DIRECTIONS FOR THIS TASK: Look for the string "arrow" in every line, and copy each line that has it.

ENTRIES SHOWN start

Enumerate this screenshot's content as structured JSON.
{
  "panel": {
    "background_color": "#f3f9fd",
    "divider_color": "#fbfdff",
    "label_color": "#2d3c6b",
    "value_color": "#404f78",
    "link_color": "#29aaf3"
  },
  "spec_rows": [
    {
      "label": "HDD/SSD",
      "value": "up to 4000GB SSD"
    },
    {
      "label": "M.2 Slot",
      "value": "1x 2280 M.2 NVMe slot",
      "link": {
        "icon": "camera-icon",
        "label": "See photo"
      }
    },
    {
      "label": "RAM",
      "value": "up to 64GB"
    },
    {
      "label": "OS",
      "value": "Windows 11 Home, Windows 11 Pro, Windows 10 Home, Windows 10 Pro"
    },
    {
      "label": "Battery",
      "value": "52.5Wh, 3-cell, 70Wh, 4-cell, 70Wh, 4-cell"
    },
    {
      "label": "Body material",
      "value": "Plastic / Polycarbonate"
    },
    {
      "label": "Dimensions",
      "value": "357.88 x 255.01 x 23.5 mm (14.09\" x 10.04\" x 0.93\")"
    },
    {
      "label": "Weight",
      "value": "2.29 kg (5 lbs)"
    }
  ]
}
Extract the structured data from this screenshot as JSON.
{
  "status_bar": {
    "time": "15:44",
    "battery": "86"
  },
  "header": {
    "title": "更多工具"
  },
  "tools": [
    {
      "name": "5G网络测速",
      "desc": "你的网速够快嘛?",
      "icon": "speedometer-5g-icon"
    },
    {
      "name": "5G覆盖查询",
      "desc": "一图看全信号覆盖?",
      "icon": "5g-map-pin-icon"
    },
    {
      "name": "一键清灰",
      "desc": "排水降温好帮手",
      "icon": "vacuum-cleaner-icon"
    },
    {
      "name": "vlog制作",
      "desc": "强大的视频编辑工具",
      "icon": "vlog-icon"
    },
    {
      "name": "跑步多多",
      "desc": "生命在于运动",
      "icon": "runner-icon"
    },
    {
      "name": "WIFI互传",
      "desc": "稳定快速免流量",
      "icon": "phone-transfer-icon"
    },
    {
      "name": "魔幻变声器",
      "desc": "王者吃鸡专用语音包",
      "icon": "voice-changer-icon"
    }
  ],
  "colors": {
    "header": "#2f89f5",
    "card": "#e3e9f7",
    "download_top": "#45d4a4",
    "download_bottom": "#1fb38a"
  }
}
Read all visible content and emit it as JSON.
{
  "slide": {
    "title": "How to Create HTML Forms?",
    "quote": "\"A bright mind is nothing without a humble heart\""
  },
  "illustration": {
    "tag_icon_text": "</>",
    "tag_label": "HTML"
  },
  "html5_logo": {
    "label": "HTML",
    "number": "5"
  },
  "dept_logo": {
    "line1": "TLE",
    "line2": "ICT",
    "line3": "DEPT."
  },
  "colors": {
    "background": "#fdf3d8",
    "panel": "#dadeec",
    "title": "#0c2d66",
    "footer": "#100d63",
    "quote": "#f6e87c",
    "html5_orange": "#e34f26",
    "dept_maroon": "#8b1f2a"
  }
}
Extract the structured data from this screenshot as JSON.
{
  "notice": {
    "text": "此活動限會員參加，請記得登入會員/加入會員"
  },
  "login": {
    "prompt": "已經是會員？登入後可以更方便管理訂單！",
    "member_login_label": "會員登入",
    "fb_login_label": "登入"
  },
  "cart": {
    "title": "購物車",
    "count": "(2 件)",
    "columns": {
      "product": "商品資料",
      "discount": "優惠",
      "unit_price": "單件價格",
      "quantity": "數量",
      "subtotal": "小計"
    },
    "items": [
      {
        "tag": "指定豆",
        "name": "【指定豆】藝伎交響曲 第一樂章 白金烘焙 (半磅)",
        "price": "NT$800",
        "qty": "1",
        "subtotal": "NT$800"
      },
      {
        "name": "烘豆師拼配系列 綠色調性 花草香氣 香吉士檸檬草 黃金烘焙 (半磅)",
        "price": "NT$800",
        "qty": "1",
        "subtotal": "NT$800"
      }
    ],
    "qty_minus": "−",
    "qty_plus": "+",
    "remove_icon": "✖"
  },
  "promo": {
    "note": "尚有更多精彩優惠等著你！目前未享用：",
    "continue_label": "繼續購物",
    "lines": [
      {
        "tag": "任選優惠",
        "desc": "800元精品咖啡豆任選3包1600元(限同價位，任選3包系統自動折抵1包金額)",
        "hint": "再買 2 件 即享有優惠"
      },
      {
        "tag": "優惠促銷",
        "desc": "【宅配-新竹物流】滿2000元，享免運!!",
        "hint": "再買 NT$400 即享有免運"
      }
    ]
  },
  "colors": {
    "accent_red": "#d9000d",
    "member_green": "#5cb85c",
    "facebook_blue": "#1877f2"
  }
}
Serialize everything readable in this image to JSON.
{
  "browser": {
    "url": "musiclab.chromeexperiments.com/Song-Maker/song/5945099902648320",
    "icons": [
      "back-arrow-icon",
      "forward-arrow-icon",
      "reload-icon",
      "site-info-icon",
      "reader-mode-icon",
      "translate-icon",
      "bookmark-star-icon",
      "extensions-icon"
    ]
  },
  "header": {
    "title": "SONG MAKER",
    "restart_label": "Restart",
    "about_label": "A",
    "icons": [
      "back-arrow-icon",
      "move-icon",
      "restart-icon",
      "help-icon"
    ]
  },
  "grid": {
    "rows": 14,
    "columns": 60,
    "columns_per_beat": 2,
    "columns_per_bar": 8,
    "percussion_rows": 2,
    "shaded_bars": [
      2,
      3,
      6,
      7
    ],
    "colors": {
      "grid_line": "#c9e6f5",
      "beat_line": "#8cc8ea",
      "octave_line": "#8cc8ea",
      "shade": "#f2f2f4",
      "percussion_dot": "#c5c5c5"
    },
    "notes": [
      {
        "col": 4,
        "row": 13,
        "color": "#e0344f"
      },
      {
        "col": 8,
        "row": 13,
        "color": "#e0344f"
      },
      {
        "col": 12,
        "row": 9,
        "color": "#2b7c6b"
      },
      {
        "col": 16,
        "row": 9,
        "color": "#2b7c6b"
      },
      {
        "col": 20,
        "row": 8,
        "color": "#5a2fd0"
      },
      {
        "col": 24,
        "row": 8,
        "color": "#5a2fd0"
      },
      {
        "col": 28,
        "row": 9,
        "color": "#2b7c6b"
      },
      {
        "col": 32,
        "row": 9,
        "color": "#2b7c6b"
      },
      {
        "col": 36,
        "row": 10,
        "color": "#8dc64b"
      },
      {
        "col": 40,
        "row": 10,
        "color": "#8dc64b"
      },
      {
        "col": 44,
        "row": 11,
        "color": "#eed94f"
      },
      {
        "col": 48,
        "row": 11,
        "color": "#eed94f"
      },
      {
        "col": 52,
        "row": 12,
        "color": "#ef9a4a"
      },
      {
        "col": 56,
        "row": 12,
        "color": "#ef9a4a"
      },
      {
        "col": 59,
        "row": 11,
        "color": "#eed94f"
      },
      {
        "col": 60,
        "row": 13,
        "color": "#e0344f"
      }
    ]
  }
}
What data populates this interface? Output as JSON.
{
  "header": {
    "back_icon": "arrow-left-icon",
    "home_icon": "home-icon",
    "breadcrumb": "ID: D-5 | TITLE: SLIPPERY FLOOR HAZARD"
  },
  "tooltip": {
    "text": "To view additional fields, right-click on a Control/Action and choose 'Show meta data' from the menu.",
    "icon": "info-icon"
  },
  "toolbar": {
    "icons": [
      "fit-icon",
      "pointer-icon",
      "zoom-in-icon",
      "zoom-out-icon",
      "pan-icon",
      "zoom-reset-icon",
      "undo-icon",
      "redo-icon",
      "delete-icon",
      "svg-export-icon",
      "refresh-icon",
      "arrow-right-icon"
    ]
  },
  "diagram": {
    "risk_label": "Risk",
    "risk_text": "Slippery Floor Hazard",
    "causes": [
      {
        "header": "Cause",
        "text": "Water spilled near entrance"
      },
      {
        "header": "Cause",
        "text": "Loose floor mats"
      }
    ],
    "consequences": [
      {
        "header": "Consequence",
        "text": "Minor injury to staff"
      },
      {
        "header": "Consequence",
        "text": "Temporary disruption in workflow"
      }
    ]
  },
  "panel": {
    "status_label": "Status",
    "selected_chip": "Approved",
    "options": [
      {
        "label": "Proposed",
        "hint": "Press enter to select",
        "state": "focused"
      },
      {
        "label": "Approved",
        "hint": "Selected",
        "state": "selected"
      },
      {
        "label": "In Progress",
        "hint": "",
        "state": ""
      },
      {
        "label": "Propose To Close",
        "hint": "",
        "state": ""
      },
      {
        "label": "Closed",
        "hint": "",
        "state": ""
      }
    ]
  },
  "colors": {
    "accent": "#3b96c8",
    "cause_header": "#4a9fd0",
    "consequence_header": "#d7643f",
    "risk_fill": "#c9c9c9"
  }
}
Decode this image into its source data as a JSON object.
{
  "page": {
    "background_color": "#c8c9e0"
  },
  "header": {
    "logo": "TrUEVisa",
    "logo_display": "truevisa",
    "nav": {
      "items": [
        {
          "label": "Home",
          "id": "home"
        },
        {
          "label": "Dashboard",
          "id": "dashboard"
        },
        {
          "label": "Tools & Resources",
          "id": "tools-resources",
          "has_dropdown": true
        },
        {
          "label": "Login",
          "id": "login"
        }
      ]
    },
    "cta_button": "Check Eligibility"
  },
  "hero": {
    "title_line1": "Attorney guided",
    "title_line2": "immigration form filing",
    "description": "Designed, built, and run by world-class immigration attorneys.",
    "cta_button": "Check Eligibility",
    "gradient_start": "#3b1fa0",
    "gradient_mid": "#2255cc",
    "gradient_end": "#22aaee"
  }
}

ENTRIES SHOWN end

SOLUTION BELOW:
      "back-arrow-icon",
      "forward-arrow-icon",
      "back-arrow-icon",
    "back_icon": "arrow-left-icon",
      "arrow-right-icon"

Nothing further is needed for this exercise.